§ **Selected excerpt**:
UAT: ErrorRecoveryService uses hardcoded max_retries=3 instead of SafetyProfile.max_retries_per_step — retry limit is not driven by the plan's automation profile #4040

Open
opened 2026-04-06 09:00:51 +00:00 by freemo · 0 comments
Owner

Metadata

  • Branch: fix/v3.6.0/error-recovery-service-max-retries-safety-profile
  • Commit Message: fix(error-recovery): read max_retries_per_step from SafetyProfile instead of hardcoded default
  • Milestone: Backlog (no milestone — see backlog note below)
  • Parent Epic: #3370

Backlog note: This issue was discovered during autonomous operation
on milestone v3.6.0. It does not block milestone completion and has been
placed in the backlog for human review and future milestone assignment.

Bug Description

The spec (docs/specification.md, line 28392) defines max_retries_per_step as a field of SafetyProfile:

max_retries_per_step | integer | 3 | Maximum retry attempts per action step | Limits the number of retries for a single step before escalating to the user. Range: 0–100.

§ **Information provided**:
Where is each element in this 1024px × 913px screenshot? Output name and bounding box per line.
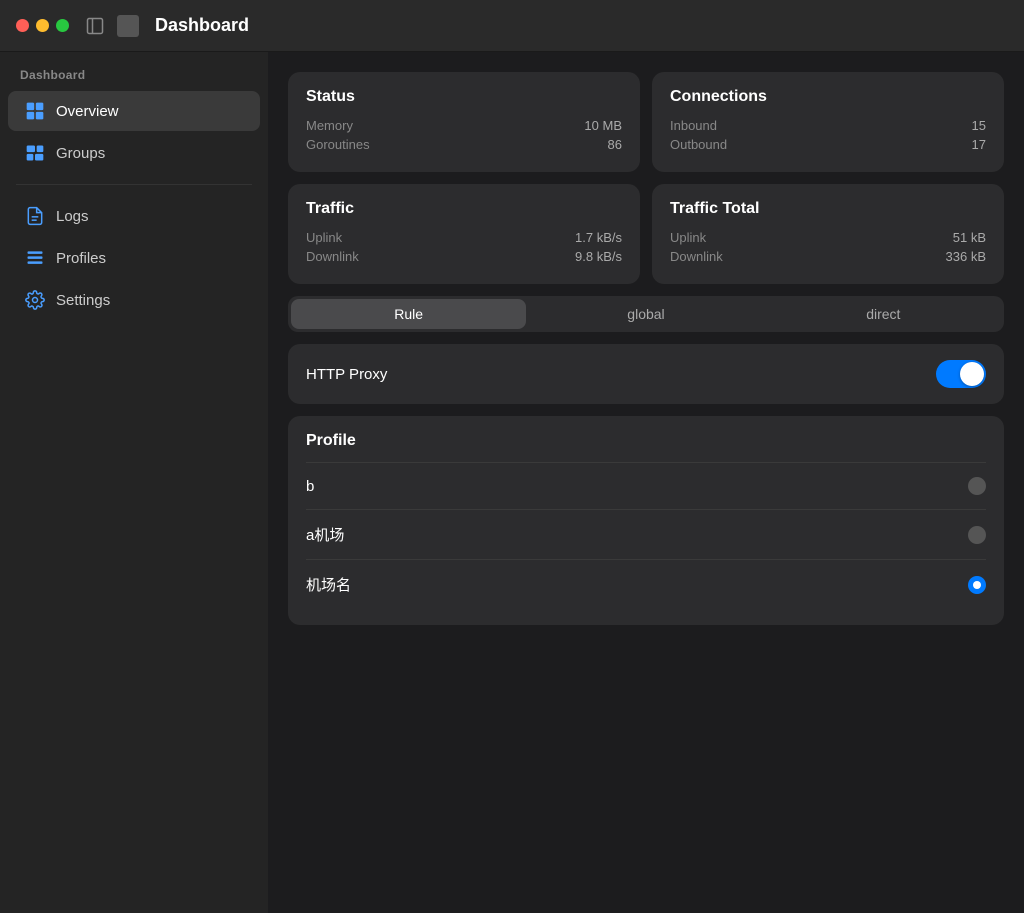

§ **Task description**:
Please return, word for word, the part of the retry-limit issue above that starts at "max_retries_per_step | integer" and ends at "user. Range: 0–100.".

§ **Result**:
max_retries_per_step | integer | 3 | Maximum retry attempts per action step | Limits the number of retries for a single step before escalating to the user. Range: 0–100.